Exactly as given, write out the lines from the one containing "What text is on this page?" through the end of the listing, with both ends included and nothing else.

#### Extracted data ####

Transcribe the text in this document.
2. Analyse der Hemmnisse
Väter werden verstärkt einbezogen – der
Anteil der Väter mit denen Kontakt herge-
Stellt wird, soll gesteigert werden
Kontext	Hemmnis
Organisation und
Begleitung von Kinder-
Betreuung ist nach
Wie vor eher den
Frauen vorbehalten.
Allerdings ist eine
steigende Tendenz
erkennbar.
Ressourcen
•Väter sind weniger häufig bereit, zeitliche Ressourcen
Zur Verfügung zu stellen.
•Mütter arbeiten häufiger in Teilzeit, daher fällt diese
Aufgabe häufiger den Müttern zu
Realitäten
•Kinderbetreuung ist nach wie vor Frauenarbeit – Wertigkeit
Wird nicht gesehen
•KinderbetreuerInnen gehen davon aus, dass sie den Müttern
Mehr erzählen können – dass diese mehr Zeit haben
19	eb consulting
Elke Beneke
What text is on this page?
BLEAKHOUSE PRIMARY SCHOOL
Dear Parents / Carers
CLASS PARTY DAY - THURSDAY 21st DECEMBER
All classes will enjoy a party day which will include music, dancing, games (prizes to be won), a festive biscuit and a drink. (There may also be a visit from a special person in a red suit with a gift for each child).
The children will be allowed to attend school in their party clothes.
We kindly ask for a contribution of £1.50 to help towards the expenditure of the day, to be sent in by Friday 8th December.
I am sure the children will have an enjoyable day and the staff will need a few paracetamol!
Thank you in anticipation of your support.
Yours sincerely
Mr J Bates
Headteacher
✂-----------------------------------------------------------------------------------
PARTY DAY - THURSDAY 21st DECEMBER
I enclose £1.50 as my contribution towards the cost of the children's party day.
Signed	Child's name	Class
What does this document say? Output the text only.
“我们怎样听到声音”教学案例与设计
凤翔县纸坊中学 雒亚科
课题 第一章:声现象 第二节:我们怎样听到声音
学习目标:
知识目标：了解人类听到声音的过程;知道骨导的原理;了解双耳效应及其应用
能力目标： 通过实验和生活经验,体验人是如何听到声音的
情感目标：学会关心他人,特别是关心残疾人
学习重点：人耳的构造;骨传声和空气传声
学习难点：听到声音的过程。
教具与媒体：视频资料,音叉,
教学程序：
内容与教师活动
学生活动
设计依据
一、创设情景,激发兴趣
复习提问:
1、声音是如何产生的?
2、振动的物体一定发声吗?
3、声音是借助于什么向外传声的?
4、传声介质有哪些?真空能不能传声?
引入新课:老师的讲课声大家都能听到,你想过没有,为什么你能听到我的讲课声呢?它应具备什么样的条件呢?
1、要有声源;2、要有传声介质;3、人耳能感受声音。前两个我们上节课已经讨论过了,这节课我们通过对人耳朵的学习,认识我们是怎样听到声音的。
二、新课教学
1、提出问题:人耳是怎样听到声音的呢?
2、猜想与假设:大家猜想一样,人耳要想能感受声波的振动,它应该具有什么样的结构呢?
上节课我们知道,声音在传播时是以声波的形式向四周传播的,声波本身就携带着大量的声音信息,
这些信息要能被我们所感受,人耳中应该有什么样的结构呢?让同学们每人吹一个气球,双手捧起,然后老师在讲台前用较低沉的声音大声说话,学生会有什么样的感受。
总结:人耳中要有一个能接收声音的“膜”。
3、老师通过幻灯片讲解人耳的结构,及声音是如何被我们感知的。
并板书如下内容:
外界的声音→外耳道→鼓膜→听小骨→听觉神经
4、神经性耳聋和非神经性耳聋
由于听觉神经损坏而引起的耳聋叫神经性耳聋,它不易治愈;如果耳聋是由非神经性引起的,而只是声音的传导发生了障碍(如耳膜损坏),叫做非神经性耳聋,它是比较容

####

Response to the exercise:
What text is on this page?
BLEAKHOUSE PRIMARY SCHOOL
Dear Parents / Carers
CLASS PARTY DAY - THURSDAY 21st DECEMBER
All classes will enjoy a party day which will include music, dancing, games (prizes to be won), a festive biscuit and a drink. (There may also be a visit from a special person in a red suit with a gift for each child).
The children will be allowed to attend school in their party clothes.
We kindly ask for a contribution of £1.50 to help towards the expenditure of the day, to be sent in by Friday 8th December.
I am sure the children will have an enjoyable day and the staff will need a few paracetamol!
Thank you in anticipation of your support.
Yours sincerely
Mr J Bates
Headteacher
✂-----------------------------------------------------------------------------------
PARTY DAY - THURSDAY 21st DECEMBER
I enclose £1.50 as my contribution towards the cost of the children's party day.
Signed	Child's name	Class
What does this document say? Output the text only.
“我们怎样听到声音”教学案例与设计
凤翔县纸坊中学 雒亚科
课题 第一章:声现象 第二节:我们怎样听到声音
学习目标:
知识目标：了解人类听到声音的过程;知道骨导的原理;了解双耳效应及其应用
能力目标： 通过实验和生活经验,体验人是如何听到声音的
情感目标：学会关心他人,特别是关心残疾人
学习重点：人耳的构造;骨传声和空气传声
学习难点：听到声音的过程。
教具与媒体：视频资料,音叉,
教学程序：
内容与教师活动
学生活动
设计依据
一、创设情景,激发兴趣
复习提问:
1、声音是如何产生的?
2、振动的物体一定发声吗?
3、声音是借助于什么向外传声的?
4、传声介质有哪些?真空能不能传声?
引入新课:老师的讲课声大家都能听到,你想过没有,为什么你能听到我的讲课声呢?它应具备什么样的条件呢?
1、要有声源;2、要有传声介质;3、人耳能感受声音。前两个我们上节课已经讨论过了,这节课我们通过对人耳朵的学习,认识我们是怎样听到声音的。
二、新课教学
1、提出问题:人耳是怎样听到声音的呢?
2、猜想与假设:大家猜想一样,人耳要想能感受声波的振动,它应该具有什么样的结构呢?
上节课我们知道,声音在传播时是以声波的形式向四周传播的,声波本身就携带着大量的声音信息,
这些信息要能被我们所感受,人耳中应该有什么样的结构呢?让同学们每人吹一个气球,双手捧起,然后老师在讲台前用较低沉的声音大声说话,学生会有什么样的感受。
总结:人耳中要有一个能接收声音的“膜”。
3、老师通过幻灯片讲解人耳的结构,及声音是如何被我们感知的。
并板书如下内容:
外界的声音→外耳道→鼓膜→听小骨→听觉神经
4、神经性耳聋和非神经性耳聋
由于听觉神经损坏而引起的耳聋叫神经性耳聋,它不易治愈;如果耳聋是由非神经性引起的,而只是声音的传导发生了障碍(如耳膜损坏),叫做非神经性耳聋,它是比较容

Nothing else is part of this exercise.